- _Stated problem_:
Extract all lines that hold "https" from the records below.

****

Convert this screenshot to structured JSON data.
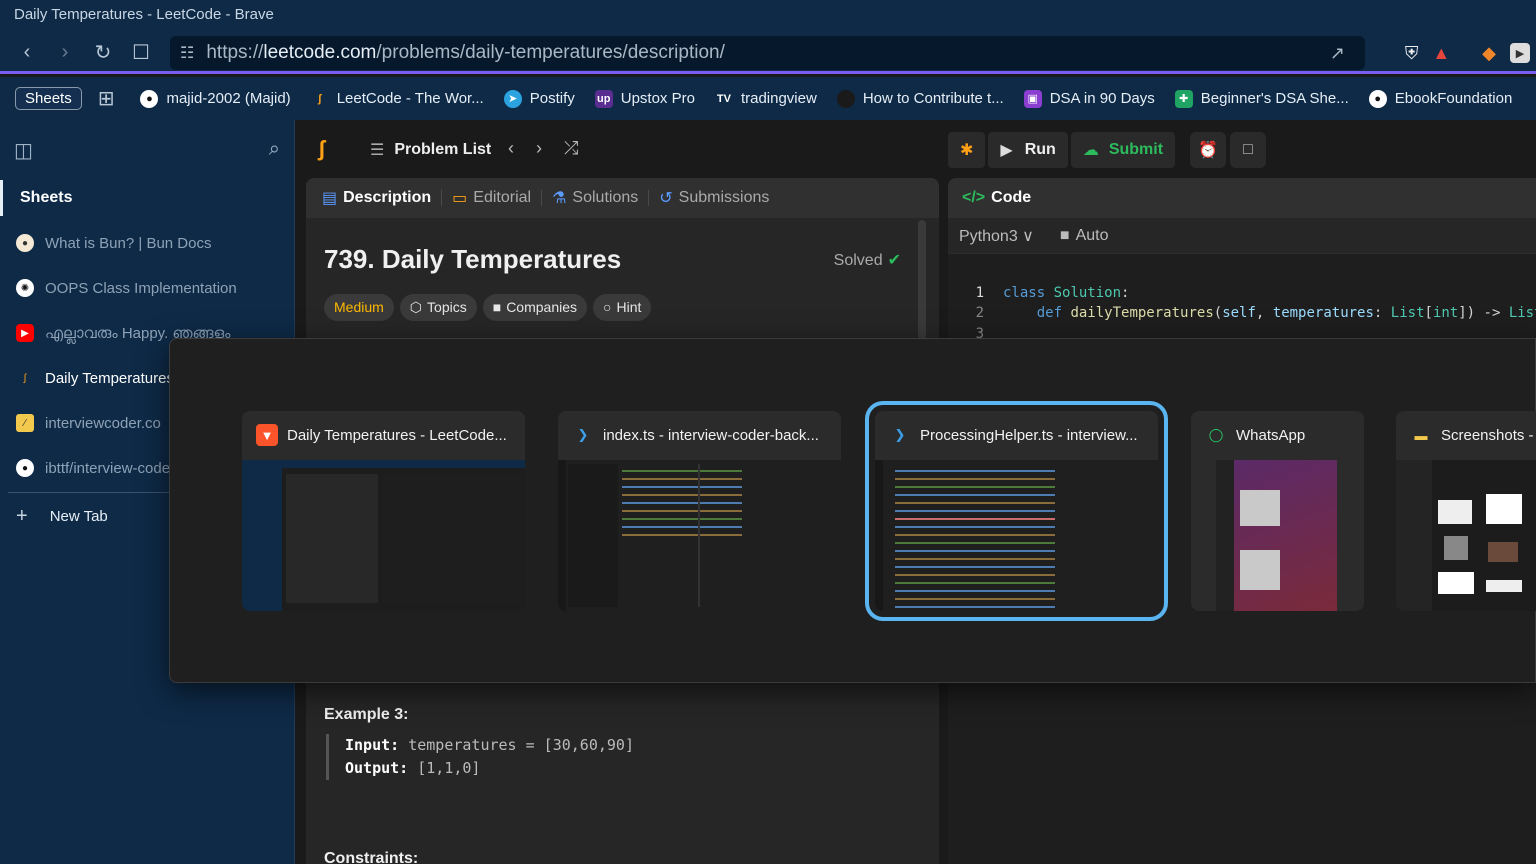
{
  "window": {
    "title": "Daily Temperatures - LeetCode - Brave"
  },
  "nav": {
    "url_prefix": "https://",
    "url_host": "leetcode.com",
    "url_path": "/problems/daily-temperatures/description/"
  },
  "bookmarks": {
    "sheets_label": "Sheets",
    "items": [
      {
        "label": "majid-2002 (Majid)",
        "icon": "github-icon"
      },
      {
        "label": "LeetCode - The Wor...",
        "icon": "leetcode-icon"
      },
      {
        "label": "Postify",
        "icon": "telegram-icon"
      },
      {
        "label": "Upstox Pro",
        "icon": "upstox-icon"
      },
      {
        "label": "tradingview",
        "icon": "tradingview-icon"
      },
      {
        "label": "How to Contribute t...",
        "icon": "globe-icon"
      },
      {
        "label": "DSA in 90 Days",
        "icon": "twitch-icon"
      },
      {
        "label": "Beginner's DSA She...",
        "icon": "sheets-icon"
      },
      {
        "label": "EbookFoundation",
        "icon": "github-icon"
      }
    ]
  },
  "sidebar": {
    "section": "Sheets",
    "items": [
      {
        "label": "What is Bun? | Bun Docs",
        "icon": "bun-icon"
      },
      {
        "label": "OOPS Class Implementation",
        "icon": "openai-icon"
      },
      {
        "label": "എല്ലാവരും Happy. ഞങ്ങളും",
        "icon": "youtube-icon"
      },
      {
        "label": "Daily Temperatures",
        "icon": "leetcode-icon"
      },
      {
        "label": "interviewcoder.co",
        "icon": "interviewcoder-icon"
      },
      {
        "label": "ibttf/interview-code",
        "icon": "github-icon"
      }
    ],
    "new_tab": "New Tab"
  },
  "leetcode": {
    "problem_list": "Problem List",
    "run": "Run",
    "submit": "Submit",
    "tabs": [
      "Description",
      "Editorial",
      "Solutions",
      "Submissions"
    ],
    "title": "739. Daily Temperatures",
    "solved": "Solved",
    "chips": [
      "Medium",
      "Topics",
      "Companies",
      "Hint"
    ],
    "example_title": "Example 3:",
    "example_input_label": "Input:",
    "example_input": "temperatures = [30,60,90]",
    "example_output_label": "Output:",
    "example_output": "[1,1,0]",
    "constraints": "Constraints:",
    "code_tab": "Code",
    "language": "Python3",
    "auto": "Auto",
    "line_numbers": [
      "1",
      "2",
      "3"
    ]
  },
  "switcher": {
    "cards": [
      {
        "title": "Daily Temperatures - LeetCode...",
        "icon": "brave-icon"
      },
      {
        "title": "index.ts - interview-coder-back...",
        "icon": "vscode-icon"
      },
      {
        "title": "ProcessingHelper.ts - interview...",
        "icon": "vscode-icon"
      },
      {
        "title": "WhatsApp",
        "icon": "whatsapp-icon"
      },
      {
        "title": "Screenshots -",
        "icon": "folder-icon"
      }
    ]
  }
}
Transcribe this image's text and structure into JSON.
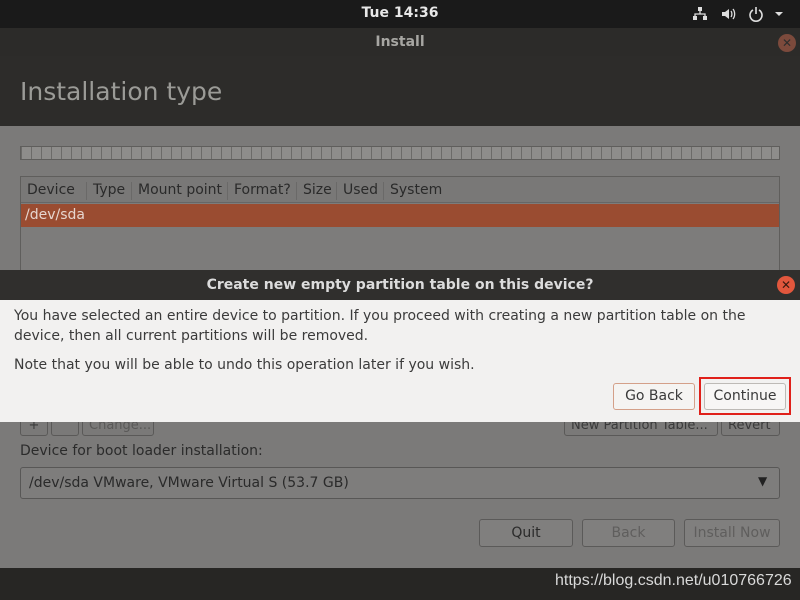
{
  "topbar": {
    "clock": "Tue 14:36",
    "icons": [
      "network-icon",
      "volume-icon",
      "power-icon",
      "menu-arrow-icon"
    ]
  },
  "window": {
    "title": "Install",
    "heading": "Installation type"
  },
  "partition_table": {
    "columns": [
      "Device",
      "Type",
      "Mount point",
      "Format?",
      "Size",
      "Used",
      "System"
    ],
    "rows": [
      {
        "device": "/dev/sda"
      }
    ],
    "selected_row_color": "#9a4c31"
  },
  "partition_buttons": {
    "add": "+",
    "remove": "-",
    "change": "Change...",
    "new_table": "New Partition Table...",
    "revert": "Revert"
  },
  "bootloader": {
    "label": "Device for boot loader installation:",
    "selected": "/dev/sda VMware, VMware Virtual S (53.7 GB)"
  },
  "nav": {
    "quit": "Quit",
    "back": "Back",
    "install_now": "Install Now"
  },
  "dialog": {
    "title": "Create new empty partition table on this device?",
    "message": "You have selected an entire device to partition. If you proceed with creating a new partition table on the device, then all current partitions will be removed.",
    "note": "Note that you will be able to undo this operation later if you wish.",
    "go_back": "Go Back",
    "continue": "Continue",
    "highlight_color": "#e0201a"
  },
  "watermark": "https://blog.csdn.net/u010766726"
}
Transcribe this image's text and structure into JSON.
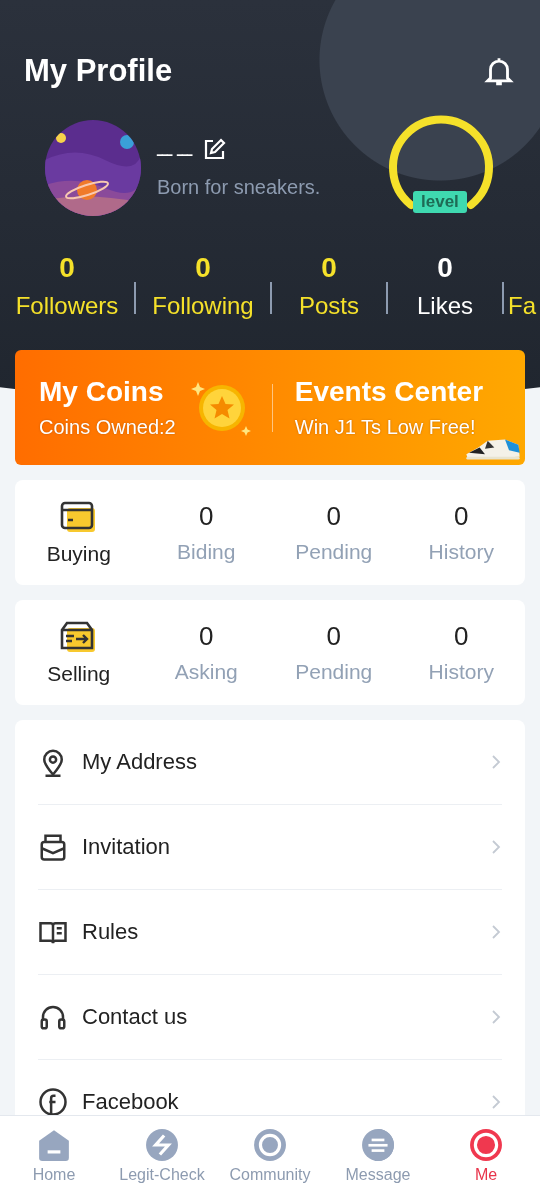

****

- _Solution to this problem_:
    "url_prefix": "https://",
  "watermark": "https://blog.csdn.net/u010766726"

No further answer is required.